Task requirements
Copy the data exactly as it appears, and do not include any pictures.
● ● ● ●
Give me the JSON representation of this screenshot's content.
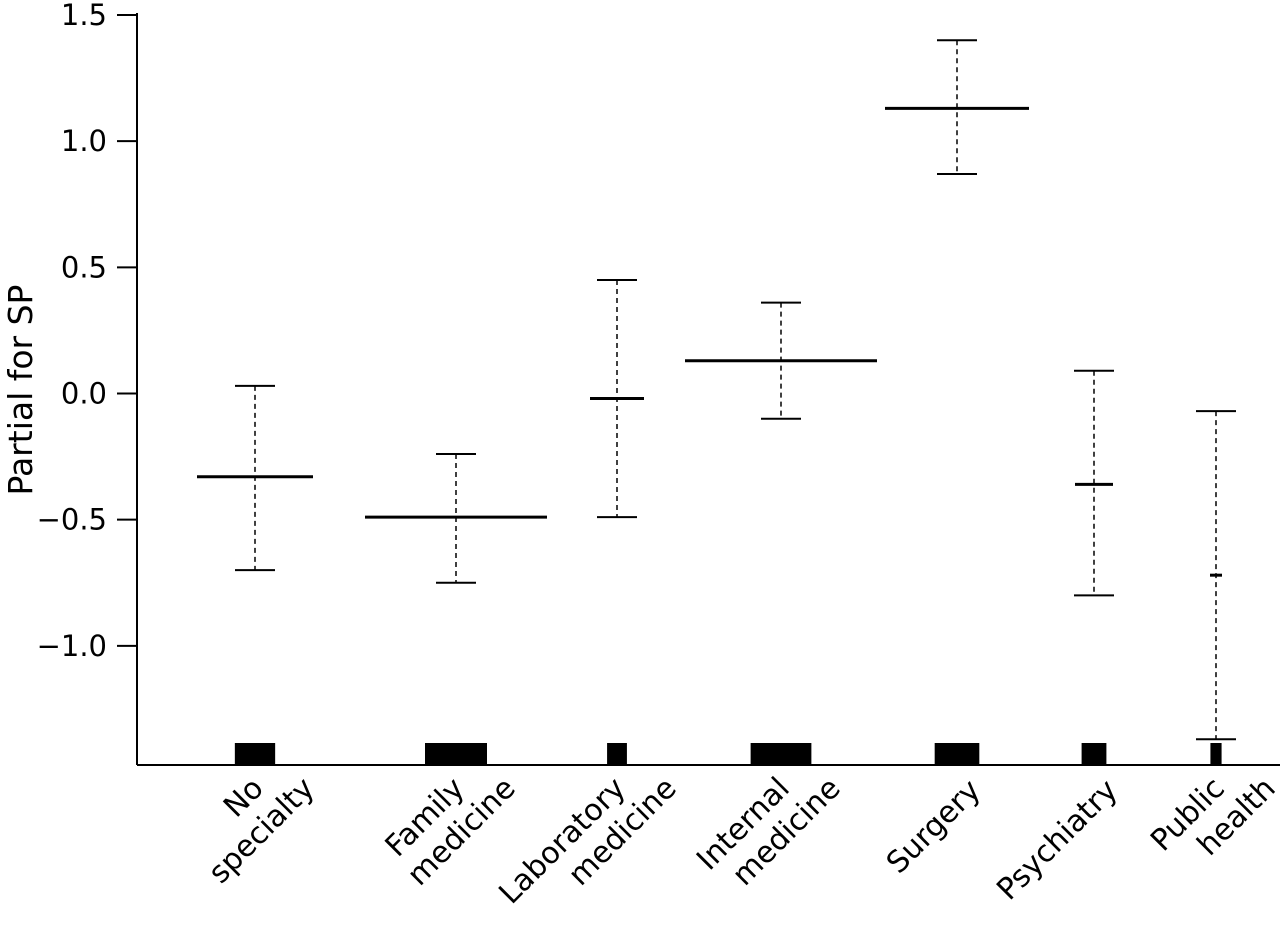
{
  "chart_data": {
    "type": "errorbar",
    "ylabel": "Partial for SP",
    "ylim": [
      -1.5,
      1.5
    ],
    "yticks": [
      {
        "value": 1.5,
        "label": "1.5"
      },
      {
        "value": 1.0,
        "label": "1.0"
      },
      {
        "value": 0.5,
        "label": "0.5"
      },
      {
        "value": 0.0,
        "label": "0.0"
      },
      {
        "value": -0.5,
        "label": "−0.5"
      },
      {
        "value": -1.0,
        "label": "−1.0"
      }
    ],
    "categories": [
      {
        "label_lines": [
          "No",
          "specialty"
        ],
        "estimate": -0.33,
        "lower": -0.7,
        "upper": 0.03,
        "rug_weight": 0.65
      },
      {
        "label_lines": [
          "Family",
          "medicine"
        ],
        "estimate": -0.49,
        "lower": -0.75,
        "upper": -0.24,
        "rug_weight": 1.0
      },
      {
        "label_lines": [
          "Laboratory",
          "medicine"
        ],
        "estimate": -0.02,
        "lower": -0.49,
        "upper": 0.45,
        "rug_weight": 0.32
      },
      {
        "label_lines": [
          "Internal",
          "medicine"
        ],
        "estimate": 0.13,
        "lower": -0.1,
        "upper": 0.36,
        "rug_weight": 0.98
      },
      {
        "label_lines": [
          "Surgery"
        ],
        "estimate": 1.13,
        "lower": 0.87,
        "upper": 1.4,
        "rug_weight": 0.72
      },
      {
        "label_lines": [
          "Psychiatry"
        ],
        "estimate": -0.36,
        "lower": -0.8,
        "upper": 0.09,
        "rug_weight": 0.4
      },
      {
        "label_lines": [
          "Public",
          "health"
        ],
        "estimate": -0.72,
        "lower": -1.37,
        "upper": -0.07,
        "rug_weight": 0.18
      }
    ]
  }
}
● ● ● ●
Response below
Give me the JSON representation of this screenshot's content.
{
  "chart_data": {
    "type": "errorbar",
    "ylabel": "Partial for SP",
    "ylim": [
      -1.5,
      1.5
    ],
    "yticks": [
      {
        "value": 1.5,
        "label": "1.5"
      },
      {
        "value": 1.0,
        "label": "1.0"
      },
      {
        "value": 0.5,
        "label": "0.5"
      },
      {
        "value": 0.0,
        "label": "0.0"
      },
      {
        "value": -0.5,
        "label": "−0.5"
      },
      {
        "value": -1.0,
        "label": "−1.0"
      }
    ],
    "categories": [
      {
        "label_lines": [
          "No",
          "specialty"
        ],
        "estimate": -0.33,
        "lower": -0.7,
        "upper": 0.03,
        "rug_weight": 0.65
      },
      {
        "label_lines": [
          "Family",
          "medicine"
        ],
        "estimate": -0.49,
        "lower": -0.75,
        "upper": -0.24,
        "rug_weight": 1.0
      },
      {
        "label_lines": [
          "Laboratory",
          "medicine"
        ],
        "estimate": -0.02,
        "lower": -0.49,
        "upper": 0.45,
        "rug_weight": 0.32
      },
      {
        "label_lines": [
          "Internal",
          "medicine"
        ],
        "estimate": 0.13,
        "lower": -0.1,
        "upper": 0.36,
        "rug_weight": 0.98
      },
      {
        "label_lines": [
          "Surgery"
        ],
        "estimate": 1.13,
        "lower": 0.87,
        "upper": 1.4,
        "rug_weight": 0.72
      },
      {
        "label_lines": [
          "Psychiatry"
        ],
        "estimate": -0.36,
        "lower": -0.8,
        "upper": 0.09,
        "rug_weight": 0.4
      },
      {
        "label_lines": [
          "Public",
          "health"
        ],
        "estimate": -0.72,
        "lower": -1.37,
        "upper": -0.07,
        "rug_weight": 0.18
      }
    ]
  }
}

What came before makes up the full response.